(Dataset records)
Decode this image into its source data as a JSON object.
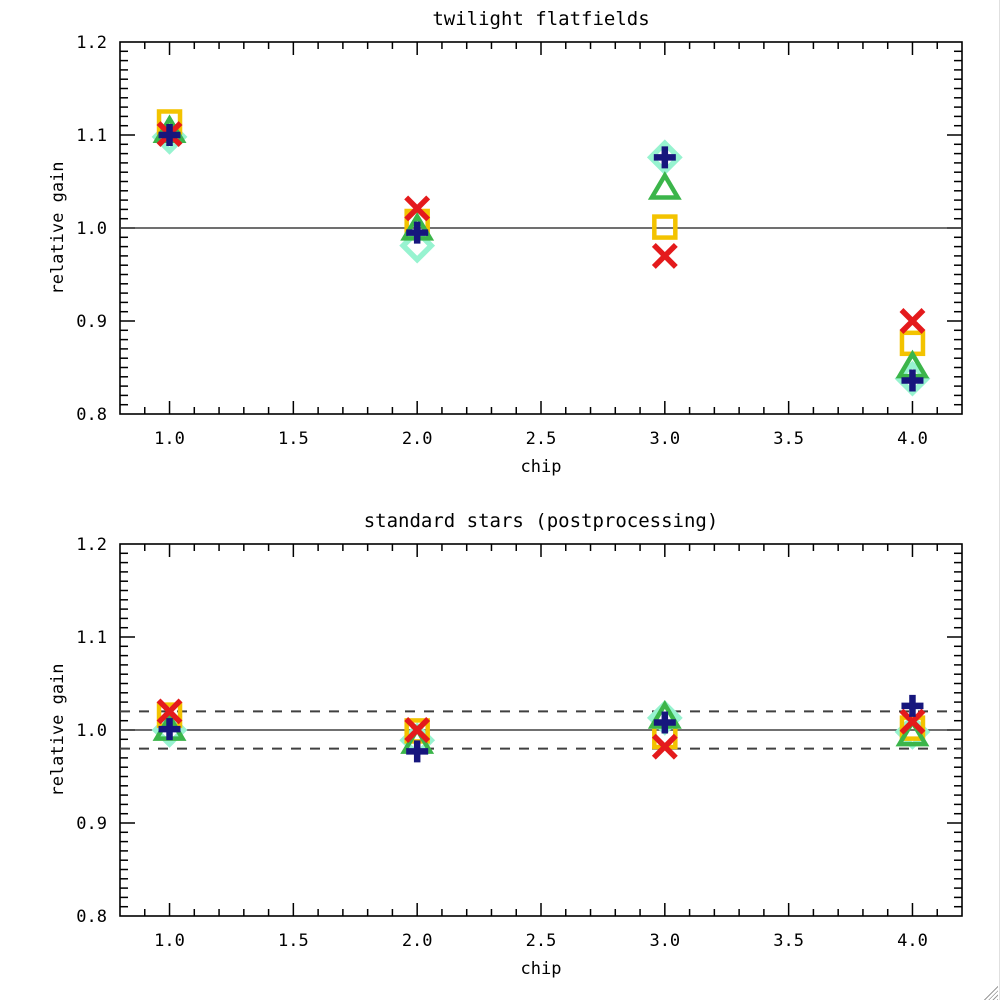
{
  "figure": {
    "background": "#ffffff",
    "text_color": "#000000",
    "axis_color": "#000000",
    "ref_line_color": "#404040",
    "window": {
      "resize_grip_icon": "diagonal-hatch-resize-grip"
    }
  },
  "chart_data": [
    {
      "type": "scatter",
      "title": "twilight flatfields",
      "xlabel": "chip",
      "ylabel": "relative gain",
      "xlim": [
        0.8,
        4.2
      ],
      "ylim": [
        0.8,
        1.2
      ],
      "grid": false,
      "legend_position": "none",
      "x": [
        1.0,
        2.0,
        3.0,
        4.0
      ],
      "xticks": {
        "major": [
          1.0,
          1.5,
          2.0,
          2.5,
          3.0,
          3.5,
          4.0
        ],
        "labels": [
          "1.0",
          "1.5",
          "2.0",
          "2.5",
          "3.0",
          "3.5",
          "4.0"
        ],
        "minor_step": 0.1
      },
      "yticks": {
        "major": [
          0.8,
          0.9,
          1.0,
          1.1,
          1.2
        ],
        "labels": [
          "0.8",
          "0.9",
          "1.0",
          "1.1",
          "1.2"
        ],
        "minor_step": 0.01
      },
      "ref_lines": [
        {
          "y": 1.0,
          "style": "solid"
        }
      ],
      "series": [
        {
          "name": "diamond",
          "marker": "diamond",
          "color": "#97f3d0",
          "values": [
            1.098,
            0.981,
            1.076,
            0.838
          ]
        },
        {
          "name": "square",
          "marker": "square",
          "color": "#f3c300",
          "values": [
            1.114,
            1.007,
            1.001,
            0.876
          ]
        },
        {
          "name": "triangle",
          "marker": "triangle",
          "color": "#3bb54a",
          "values": [
            1.104,
            0.999,
            1.043,
            0.851
          ]
        },
        {
          "name": "cross",
          "marker": "cross",
          "color": "#e41a1c",
          "values": [
            1.101,
            1.021,
            0.97,
            0.9
          ]
        },
        {
          "name": "plus",
          "marker": "plus",
          "color": "#16167d",
          "values": [
            1.1,
            0.995,
            1.076,
            0.836
          ]
        }
      ]
    },
    {
      "type": "scatter",
      "title": "standard stars (postprocessing)",
      "xlabel": "chip",
      "ylabel": "relative gain",
      "xlim": [
        0.8,
        4.2
      ],
      "ylim": [
        0.8,
        1.2
      ],
      "grid": false,
      "legend_position": "none",
      "x": [
        1.0,
        2.0,
        3.0,
        4.0
      ],
      "xticks": {
        "major": [
          1.0,
          1.5,
          2.0,
          2.5,
          3.0,
          3.5,
          4.0
        ],
        "labels": [
          "1.0",
          "1.5",
          "2.0",
          "2.5",
          "3.0",
          "3.5",
          "4.0"
        ],
        "minor_step": 0.1
      },
      "yticks": {
        "major": [
          0.8,
          0.9,
          1.0,
          1.1,
          1.2
        ],
        "labels": [
          "0.8",
          "0.9",
          "1.0",
          "1.1",
          "1.2"
        ],
        "minor_step": 0.01
      },
      "ref_lines": [
        {
          "y": 1.0,
          "style": "solid"
        },
        {
          "y": 1.02,
          "style": "dashed"
        },
        {
          "y": 0.98,
          "style": "dashed"
        }
      ],
      "series": [
        {
          "name": "diamond",
          "marker": "diamond",
          "color": "#97f3d0",
          "values": [
            1.0,
            0.989,
            1.013,
            0.998
          ]
        },
        {
          "name": "square",
          "marker": "square",
          "color": "#f3c300",
          "values": [
            1.016,
            0.999,
            0.993,
            1.002
          ]
        },
        {
          "name": "triangle",
          "marker": "triangle",
          "color": "#3bb54a",
          "values": [
            1.001,
            0.987,
            1.014,
            0.995
          ]
        },
        {
          "name": "cross",
          "marker": "cross",
          "color": "#e41a1c",
          "values": [
            1.02,
            1.0,
            0.982,
            1.009
          ]
        },
        {
          "name": "plus",
          "marker": "plus",
          "color": "#16167d",
          "values": [
            1.001,
            0.977,
            1.008,
            1.026
          ]
        }
      ]
    }
  ]
}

WORK TO COMPLETE: Write out the data precisely as given, excluding the pictures.

SOLUTION TO THE EXERCISE:
Decode this image into its source data as a JSON object.
{
  "figure": {
    "background": "#ffffff",
    "text_color": "#000000",
    "axis_color": "#000000",
    "ref_line_color": "#404040",
    "window": {
      "resize_grip_icon": "diagonal-hatch-resize-grip"
    }
  },
  "chart_data": [
    {
      "type": "scatter",
      "title": "twilight flatfields",
      "xlabel": "chip",
      "ylabel": "relative gain",
      "xlim": [
        0.8,
        4.2
      ],
      "ylim": [
        0.8,
        1.2
      ],
      "grid": false,
      "legend_position": "none",
      "x": [
        1.0,
        2.0,
        3.0,
        4.0
      ],
      "xticks": {
        "major": [
          1.0,
          1.5,
          2.0,
          2.5,
          3.0,
          3.5,
          4.0
        ],
        "labels": [
          "1.0",
          "1.5",
          "2.0",
          "2.5",
          "3.0",
          "3.5",
          "4.0"
        ],
        "minor_step": 0.1
      },
      "yticks": {
        "major": [
          0.8,
          0.9,
          1.0,
          1.1,
          1.2
        ],
        "labels": [
          "0.8",
          "0.9",
          "1.0",
          "1.1",
          "1.2"
        ],
        "minor_step": 0.01
      },
      "ref_lines": [
        {
          "y": 1.0,
          "style": "solid"
        }
      ],
      "series": [
        {
          "name": "diamond",
          "marker": "diamond",
          "color": "#97f3d0",
          "values": [
            1.098,
            0.981,
            1.076,
            0.838
          ]
        },
        {
          "name": "square",
          "marker": "square",
          "color": "#f3c300",
          "values": [
            1.114,
            1.007,
            1.001,
            0.876
          ]
        },
        {
          "name": "triangle",
          "marker": "triangle",
          "color": "#3bb54a",
          "values": [
            1.104,
            0.999,
            1.043,
            0.851
          ]
        },
        {
          "name": "cross",
          "marker": "cross",
          "color": "#e41a1c",
          "values": [
            1.101,
            1.021,
            0.97,
            0.9
          ]
        },
        {
          "name": "plus",
          "marker": "plus",
          "color": "#16167d",
          "values": [
            1.1,
            0.995,
            1.076,
            0.836
          ]
        }
      ]
    },
    {
      "type": "scatter",
      "title": "standard stars (postprocessing)",
      "xlabel": "chip",
      "ylabel": "relative gain",
      "xlim": [
        0.8,
        4.2
      ],
      "ylim": [
        0.8,
        1.2
      ],
      "grid": false,
      "legend_position": "none",
      "x": [
        1.0,
        2.0,
        3.0,
        4.0
      ],
      "xticks": {
        "major": [
          1.0,
          1.5,
          2.0,
          2.5,
          3.0,
          3.5,
          4.0
        ],
        "labels": [
          "1.0",
          "1.5",
          "2.0",
          "2.5",
          "3.0",
          "3.5",
          "4.0"
        ],
        "minor_step": 0.1
      },
      "yticks": {
        "major": [
          0.8,
          0.9,
          1.0,
          1.1,
          1.2
        ],
        "labels": [
          "0.8",
          "0.9",
          "1.0",
          "1.1",
          "1.2"
        ],
        "minor_step": 0.01
      },
      "ref_lines": [
        {
          "y": 1.0,
          "style": "solid"
        },
        {
          "y": 1.02,
          "style": "dashed"
        },
        {
          "y": 0.98,
          "style": "dashed"
        }
      ],
      "series": [
        {
          "name": "diamond",
          "marker": "diamond",
          "color": "#97f3d0",
          "values": [
            1.0,
            0.989,
            1.013,
            0.998
          ]
        },
        {
          "name": "square",
          "marker": "square",
          "color": "#f3c300",
          "values": [
            1.016,
            0.999,
            0.993,
            1.002
          ]
        },
        {
          "name": "triangle",
          "marker": "triangle",
          "color": "#3bb54a",
          "values": [
            1.001,
            0.987,
            1.014,
            0.995
          ]
        },
        {
          "name": "cross",
          "marker": "cross",
          "color": "#e41a1c",
          "values": [
            1.02,
            1.0,
            0.982,
            1.009
          ]
        },
        {
          "name": "plus",
          "marker": "plus",
          "color": "#16167d",
          "values": [
            1.001,
            0.977,
            1.008,
            1.026
          ]
        }
      ]
    }
  ]
}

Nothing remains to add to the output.